## Task prompt:
Using the listing below, select the lines with the word "цели" and copy them.

## Materials provided:
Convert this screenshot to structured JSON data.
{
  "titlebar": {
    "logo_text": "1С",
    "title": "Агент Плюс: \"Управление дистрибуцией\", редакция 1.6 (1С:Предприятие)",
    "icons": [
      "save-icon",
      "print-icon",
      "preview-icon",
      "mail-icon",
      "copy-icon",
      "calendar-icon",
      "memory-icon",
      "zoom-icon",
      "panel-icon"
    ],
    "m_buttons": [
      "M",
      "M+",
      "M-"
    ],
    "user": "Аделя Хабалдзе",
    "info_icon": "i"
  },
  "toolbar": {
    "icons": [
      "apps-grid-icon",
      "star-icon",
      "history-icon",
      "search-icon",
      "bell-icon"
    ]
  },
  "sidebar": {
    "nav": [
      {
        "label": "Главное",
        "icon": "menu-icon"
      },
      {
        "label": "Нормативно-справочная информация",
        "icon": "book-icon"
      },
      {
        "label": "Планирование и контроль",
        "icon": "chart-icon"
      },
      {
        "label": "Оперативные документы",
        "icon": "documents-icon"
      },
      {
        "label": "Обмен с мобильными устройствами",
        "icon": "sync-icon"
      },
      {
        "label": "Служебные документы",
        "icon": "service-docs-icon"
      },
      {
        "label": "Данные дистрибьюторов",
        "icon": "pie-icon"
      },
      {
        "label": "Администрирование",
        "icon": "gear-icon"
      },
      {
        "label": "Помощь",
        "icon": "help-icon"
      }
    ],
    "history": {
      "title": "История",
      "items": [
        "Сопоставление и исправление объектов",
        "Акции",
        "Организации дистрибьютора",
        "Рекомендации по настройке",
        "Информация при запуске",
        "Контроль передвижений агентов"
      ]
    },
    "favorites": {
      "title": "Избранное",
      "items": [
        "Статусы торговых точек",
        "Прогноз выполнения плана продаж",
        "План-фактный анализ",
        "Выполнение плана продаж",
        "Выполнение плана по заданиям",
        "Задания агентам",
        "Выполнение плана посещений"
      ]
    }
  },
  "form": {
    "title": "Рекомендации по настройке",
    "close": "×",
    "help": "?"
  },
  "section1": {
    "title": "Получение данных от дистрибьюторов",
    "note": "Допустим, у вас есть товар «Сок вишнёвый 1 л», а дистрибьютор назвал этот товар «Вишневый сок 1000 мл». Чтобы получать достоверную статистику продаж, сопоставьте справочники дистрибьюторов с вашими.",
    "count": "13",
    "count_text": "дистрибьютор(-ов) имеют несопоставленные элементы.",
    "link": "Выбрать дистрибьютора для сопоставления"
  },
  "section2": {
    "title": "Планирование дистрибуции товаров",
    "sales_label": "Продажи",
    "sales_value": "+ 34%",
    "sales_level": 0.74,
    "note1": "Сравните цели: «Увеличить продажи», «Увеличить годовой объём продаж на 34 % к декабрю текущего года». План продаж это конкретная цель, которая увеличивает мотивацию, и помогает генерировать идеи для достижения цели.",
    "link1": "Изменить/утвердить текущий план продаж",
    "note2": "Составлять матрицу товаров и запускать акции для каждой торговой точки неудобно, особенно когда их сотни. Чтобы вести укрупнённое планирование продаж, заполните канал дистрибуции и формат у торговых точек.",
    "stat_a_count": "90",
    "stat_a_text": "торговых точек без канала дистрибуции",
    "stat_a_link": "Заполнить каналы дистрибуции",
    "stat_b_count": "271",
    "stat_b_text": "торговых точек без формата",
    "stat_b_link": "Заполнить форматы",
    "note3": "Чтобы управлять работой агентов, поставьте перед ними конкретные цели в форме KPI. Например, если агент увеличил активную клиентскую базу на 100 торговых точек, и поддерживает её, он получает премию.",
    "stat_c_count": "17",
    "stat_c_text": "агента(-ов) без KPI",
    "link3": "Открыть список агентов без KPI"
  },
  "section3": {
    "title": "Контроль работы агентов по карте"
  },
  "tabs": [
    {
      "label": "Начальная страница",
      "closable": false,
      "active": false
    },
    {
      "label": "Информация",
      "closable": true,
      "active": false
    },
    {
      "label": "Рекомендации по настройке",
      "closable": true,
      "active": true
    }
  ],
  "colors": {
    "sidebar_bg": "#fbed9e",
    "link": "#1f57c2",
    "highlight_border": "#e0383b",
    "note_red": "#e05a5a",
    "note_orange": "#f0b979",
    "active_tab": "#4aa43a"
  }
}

## Exercise solution:
    "note1": "Сравните цели: «Увеличить продажи», «Увеличить годовой объём продаж на 34 % к декабрю текущего года». План продаж это конкретная цель, которая увеличивает мотивацию, и помогает генерировать идеи для достижения цели.",
    "note3": "Чтобы управлять работой агентов, поставьте перед ними конкретные цели в форме KPI. Например, если агент увеличил активную клиентскую базу на 100 торговых точек, и поддерживает её, он получает премию.",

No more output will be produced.